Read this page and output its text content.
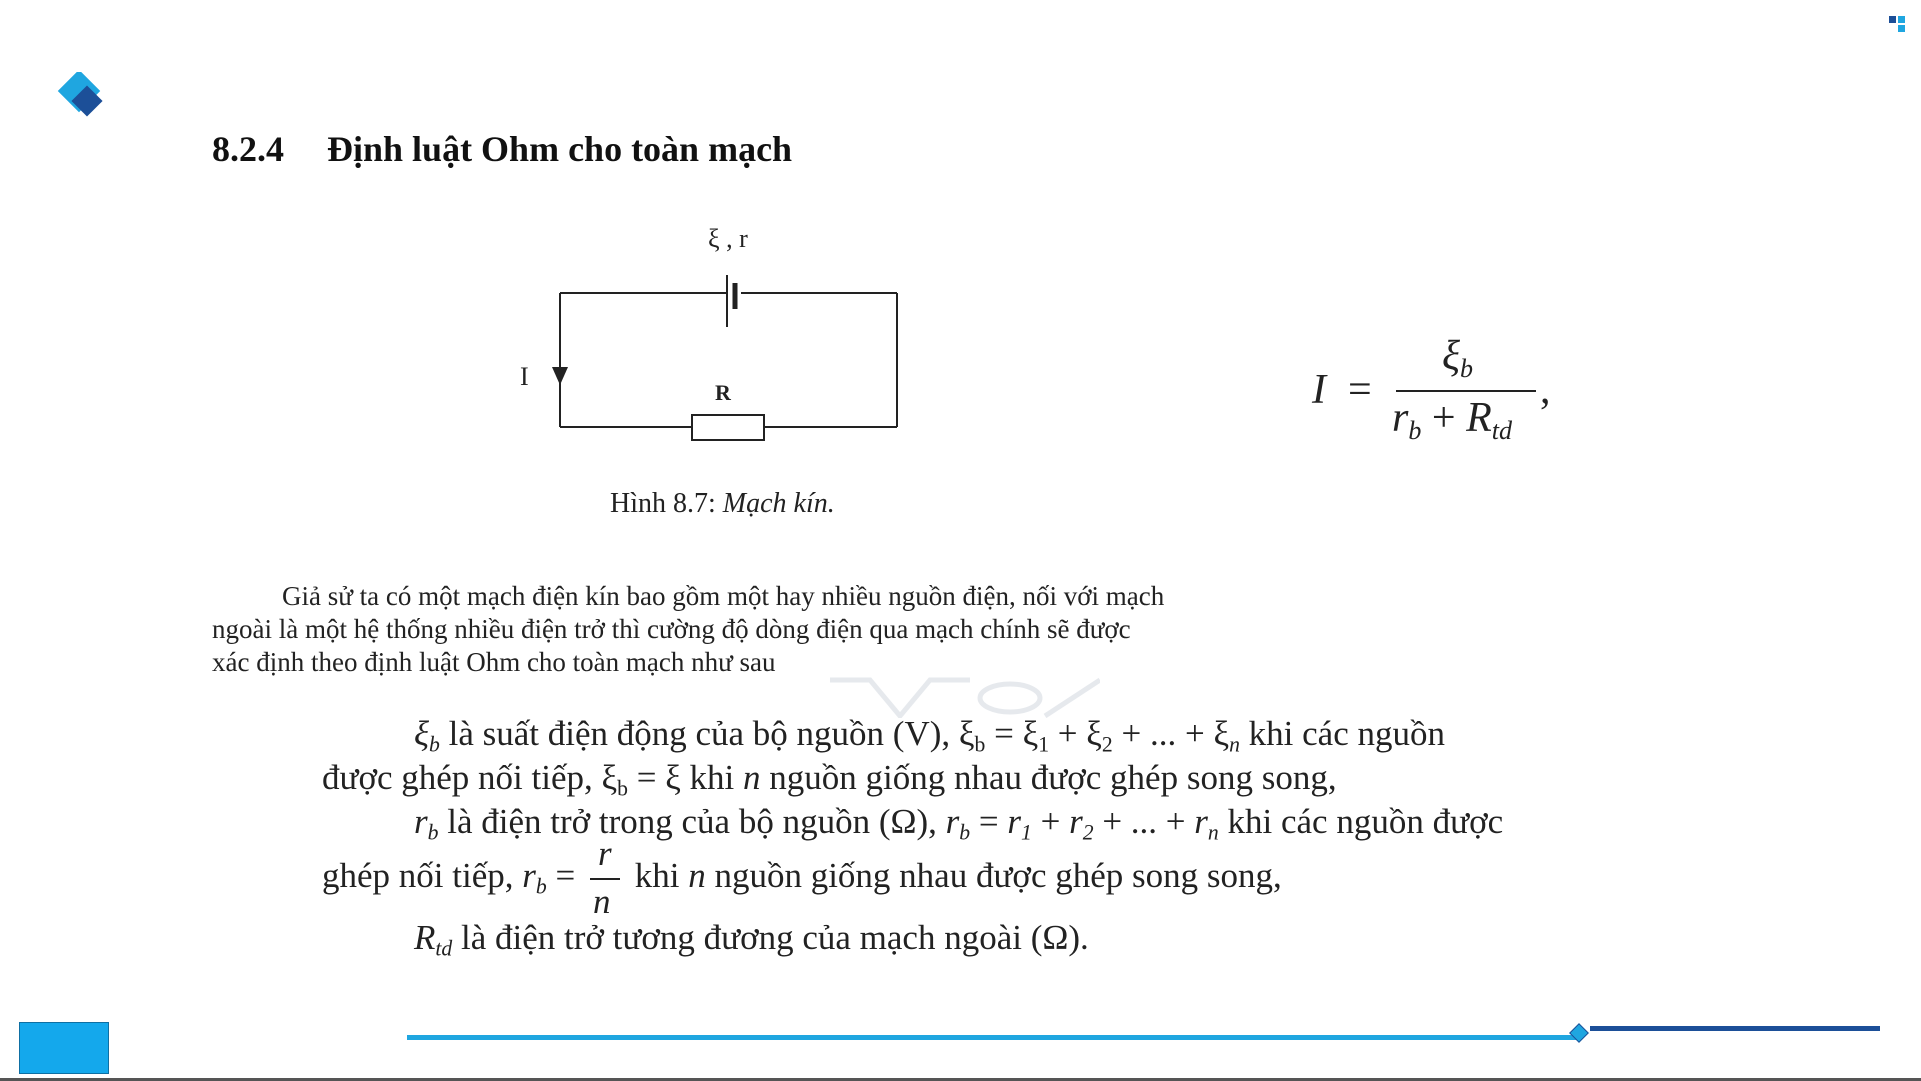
8.2.4 Định luật Ohm cho toàn mạch
ξ , r
I
R
Hình 8.7: Mạch kín.
I =
$\xi_b$
$r_b + R_{td}$
,
Giả sử ta có một mạch điện kín bao gồm một hay nhiều nguồn điện, nối với mạch
ngoài là một hệ thống nhiều điện trở thì cường độ dòng điện qua mạch chính sẽ được
xác định theo định luật Ohm cho toàn mạch như sau
$\xi_b$ là suất điện động của bộ nguồn (V), $\xi_b = \xi_1 + \xi_2$ + ... + $\xi_n$ khi các nguồn
được ghép nối tiếp, $\xi_b = \xi$ khi n nguồn giống nhau được ghép song song,
$r_b$ là điện trở trong của bộ nguồn (Ω), $r_b = r_1 + r_2$ + ... + $r_n$ khi các nguồn được
ghép nối tiếp, $r_b = \frac{r}{n}$ khi n nguồn giống nhau được ghép song song,
$R_{td}$ là điện trở tương đương của mạch ngoài (Ω).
== == ==
Task to carry out:
Repeat the records above exactly, omitting every picture.

Full answer:
Read this page and output its text content.
8.2.4 Định luật Ohm cho toàn mạch
ξ , r
I
R
Hình 8.7: Mạch kín.
I =
$\xi_b$
$r_b + R_{td}$
,
Giả sử ta có một mạch điện kín bao gồm một hay nhiều nguồn điện, nối với mạch
ngoài là một hệ thống nhiều điện trở thì cường độ dòng điện qua mạch chính sẽ được
xác định theo định luật Ohm cho toàn mạch như sau
$\xi_b$ là suất điện động của bộ nguồn (V), $\xi_b = \xi_1 + \xi_2$ + ... + $\xi_n$ khi các nguồn
được ghép nối tiếp, $\xi_b = \xi$ khi n nguồn giống nhau được ghép song song,
$r_b$ là điện trở trong của bộ nguồn (Ω), $r_b = r_1 + r_2$ + ... + $r_n$ khi các nguồn được
ghép nối tiếp, $r_b = \frac{r}{n}$ khi n nguồn giống nhau được ghép song song,
$R_{td}$ là điện trở tương đương của mạch ngoài (Ω).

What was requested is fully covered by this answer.